Where the word "Number" occurs in a line, return that line.
-- START Extracted data --
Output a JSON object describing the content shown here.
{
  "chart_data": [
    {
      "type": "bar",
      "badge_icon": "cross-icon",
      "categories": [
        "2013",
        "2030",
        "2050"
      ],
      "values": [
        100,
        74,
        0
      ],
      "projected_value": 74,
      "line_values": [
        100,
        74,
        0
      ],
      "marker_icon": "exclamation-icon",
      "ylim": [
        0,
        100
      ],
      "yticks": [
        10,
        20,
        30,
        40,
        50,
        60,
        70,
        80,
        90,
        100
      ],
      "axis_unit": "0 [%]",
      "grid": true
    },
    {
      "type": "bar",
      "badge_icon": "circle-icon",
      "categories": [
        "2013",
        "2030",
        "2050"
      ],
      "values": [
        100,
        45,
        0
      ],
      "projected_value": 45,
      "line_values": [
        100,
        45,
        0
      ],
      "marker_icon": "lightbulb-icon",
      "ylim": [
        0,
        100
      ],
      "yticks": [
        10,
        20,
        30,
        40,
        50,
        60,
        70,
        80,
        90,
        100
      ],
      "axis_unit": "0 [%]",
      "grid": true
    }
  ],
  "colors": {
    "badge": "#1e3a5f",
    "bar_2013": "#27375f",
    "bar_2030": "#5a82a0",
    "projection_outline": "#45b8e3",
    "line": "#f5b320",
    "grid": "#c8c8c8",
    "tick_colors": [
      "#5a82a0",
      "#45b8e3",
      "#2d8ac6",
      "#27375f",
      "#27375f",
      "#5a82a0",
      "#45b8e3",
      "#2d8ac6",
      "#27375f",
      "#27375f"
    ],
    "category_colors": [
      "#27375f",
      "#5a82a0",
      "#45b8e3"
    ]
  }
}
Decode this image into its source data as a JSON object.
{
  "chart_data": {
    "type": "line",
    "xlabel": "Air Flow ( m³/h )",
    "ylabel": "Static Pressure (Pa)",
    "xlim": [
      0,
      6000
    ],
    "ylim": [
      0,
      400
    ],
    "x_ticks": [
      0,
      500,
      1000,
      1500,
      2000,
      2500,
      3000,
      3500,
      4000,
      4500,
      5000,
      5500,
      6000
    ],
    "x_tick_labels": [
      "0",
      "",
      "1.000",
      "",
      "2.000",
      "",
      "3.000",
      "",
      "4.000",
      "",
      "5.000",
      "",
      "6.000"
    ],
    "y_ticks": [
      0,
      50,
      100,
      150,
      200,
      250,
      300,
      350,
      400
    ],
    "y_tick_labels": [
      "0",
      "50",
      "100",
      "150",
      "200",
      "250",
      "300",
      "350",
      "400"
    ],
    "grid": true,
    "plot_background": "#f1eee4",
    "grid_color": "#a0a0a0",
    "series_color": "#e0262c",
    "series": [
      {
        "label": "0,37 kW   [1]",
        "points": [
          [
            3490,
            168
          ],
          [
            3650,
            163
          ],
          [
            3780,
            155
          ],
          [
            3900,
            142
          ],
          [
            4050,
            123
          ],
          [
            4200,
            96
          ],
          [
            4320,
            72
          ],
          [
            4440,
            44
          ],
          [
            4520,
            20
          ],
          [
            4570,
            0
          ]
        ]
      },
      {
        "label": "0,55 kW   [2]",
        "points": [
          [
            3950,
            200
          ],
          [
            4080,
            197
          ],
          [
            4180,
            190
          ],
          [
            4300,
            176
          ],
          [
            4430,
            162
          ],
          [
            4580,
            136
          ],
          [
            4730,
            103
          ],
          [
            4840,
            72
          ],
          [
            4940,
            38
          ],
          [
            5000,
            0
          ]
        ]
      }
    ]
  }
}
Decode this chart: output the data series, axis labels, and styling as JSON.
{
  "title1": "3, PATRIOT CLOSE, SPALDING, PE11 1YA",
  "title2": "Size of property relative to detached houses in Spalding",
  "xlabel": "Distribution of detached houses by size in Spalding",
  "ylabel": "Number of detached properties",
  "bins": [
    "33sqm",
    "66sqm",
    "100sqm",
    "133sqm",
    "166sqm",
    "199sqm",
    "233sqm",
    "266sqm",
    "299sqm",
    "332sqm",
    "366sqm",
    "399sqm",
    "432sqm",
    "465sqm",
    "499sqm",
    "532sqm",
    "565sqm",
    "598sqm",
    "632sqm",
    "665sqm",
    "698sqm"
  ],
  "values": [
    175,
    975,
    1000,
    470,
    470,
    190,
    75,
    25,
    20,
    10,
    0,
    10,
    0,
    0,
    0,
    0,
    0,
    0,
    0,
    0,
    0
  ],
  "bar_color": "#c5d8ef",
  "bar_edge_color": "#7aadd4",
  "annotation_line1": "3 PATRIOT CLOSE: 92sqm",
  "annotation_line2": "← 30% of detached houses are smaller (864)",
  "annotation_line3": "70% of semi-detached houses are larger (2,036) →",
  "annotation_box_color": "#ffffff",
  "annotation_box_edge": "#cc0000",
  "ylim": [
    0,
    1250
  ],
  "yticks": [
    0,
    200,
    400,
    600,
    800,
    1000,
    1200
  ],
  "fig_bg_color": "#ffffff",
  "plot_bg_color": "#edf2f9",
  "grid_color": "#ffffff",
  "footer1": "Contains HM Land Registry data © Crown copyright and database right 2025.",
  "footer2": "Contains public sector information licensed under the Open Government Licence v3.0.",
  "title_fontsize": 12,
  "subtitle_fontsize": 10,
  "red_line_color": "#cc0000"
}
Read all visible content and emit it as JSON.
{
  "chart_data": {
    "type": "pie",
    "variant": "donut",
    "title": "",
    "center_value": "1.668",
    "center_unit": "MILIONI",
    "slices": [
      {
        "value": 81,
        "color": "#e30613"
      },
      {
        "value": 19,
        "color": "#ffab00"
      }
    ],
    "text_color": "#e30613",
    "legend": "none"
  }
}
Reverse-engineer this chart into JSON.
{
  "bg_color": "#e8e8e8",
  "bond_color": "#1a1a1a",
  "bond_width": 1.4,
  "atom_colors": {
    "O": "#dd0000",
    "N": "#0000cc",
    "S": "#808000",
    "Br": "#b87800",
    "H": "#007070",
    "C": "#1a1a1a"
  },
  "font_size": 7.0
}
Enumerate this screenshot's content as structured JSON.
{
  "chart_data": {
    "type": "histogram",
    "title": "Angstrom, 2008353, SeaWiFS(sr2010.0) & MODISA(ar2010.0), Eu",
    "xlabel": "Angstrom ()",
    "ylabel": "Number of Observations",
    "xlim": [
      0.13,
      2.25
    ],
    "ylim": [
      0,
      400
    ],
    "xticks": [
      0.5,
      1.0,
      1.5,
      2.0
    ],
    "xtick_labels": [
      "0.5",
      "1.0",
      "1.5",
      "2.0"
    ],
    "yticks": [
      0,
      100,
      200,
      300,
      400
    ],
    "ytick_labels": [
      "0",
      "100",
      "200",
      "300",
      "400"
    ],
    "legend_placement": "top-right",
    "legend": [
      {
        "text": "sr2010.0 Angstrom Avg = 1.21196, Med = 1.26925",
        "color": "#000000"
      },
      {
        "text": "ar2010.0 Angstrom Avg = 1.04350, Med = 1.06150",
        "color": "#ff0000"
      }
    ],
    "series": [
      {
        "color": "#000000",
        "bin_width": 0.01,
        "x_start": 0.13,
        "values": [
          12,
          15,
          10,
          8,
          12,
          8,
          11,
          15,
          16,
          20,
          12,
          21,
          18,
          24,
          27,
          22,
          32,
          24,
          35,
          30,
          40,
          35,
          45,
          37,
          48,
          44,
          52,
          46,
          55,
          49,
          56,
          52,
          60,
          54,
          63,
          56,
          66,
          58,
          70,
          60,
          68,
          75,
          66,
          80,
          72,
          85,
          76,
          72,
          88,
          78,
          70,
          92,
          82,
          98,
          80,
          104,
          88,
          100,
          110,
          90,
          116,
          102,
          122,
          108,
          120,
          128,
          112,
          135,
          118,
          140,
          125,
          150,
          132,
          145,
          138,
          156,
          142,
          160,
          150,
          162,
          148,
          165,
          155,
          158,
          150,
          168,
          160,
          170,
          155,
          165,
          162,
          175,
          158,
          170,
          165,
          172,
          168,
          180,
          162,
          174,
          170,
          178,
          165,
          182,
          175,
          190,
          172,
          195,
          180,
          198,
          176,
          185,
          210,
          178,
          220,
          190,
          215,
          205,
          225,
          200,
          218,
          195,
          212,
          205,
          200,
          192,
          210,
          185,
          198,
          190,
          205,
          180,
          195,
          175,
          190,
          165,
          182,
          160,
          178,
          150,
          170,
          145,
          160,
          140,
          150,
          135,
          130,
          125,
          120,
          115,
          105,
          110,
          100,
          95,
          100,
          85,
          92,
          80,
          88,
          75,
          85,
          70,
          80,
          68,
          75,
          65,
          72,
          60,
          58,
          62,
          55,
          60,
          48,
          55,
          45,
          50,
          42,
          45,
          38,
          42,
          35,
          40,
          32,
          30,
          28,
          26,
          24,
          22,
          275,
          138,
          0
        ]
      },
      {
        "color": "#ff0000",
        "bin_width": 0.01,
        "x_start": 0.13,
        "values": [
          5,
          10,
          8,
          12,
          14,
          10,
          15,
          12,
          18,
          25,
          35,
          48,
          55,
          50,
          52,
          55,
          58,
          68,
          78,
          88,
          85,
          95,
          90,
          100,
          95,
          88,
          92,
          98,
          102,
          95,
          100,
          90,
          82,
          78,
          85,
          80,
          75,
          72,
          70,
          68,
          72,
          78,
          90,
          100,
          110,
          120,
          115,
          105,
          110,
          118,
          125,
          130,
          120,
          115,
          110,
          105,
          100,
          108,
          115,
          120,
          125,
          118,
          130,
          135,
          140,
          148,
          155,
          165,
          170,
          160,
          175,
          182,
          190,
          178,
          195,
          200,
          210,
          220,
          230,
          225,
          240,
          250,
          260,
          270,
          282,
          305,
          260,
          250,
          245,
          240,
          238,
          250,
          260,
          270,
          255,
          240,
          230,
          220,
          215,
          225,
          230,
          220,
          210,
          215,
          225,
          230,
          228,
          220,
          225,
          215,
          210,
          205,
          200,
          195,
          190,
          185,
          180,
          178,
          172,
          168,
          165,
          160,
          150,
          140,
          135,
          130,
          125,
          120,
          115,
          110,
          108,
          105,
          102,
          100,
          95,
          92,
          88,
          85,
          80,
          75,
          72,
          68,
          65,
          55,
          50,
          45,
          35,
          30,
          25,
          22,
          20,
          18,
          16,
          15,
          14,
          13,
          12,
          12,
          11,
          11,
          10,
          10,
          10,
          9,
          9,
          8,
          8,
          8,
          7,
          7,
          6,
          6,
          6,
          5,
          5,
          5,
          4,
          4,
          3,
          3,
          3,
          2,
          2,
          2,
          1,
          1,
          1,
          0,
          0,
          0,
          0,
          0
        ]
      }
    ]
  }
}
-- END Extracted data --
» Expected output
  "ylabel": "Number of detached properties",
    "ylabel": "Number of Observations",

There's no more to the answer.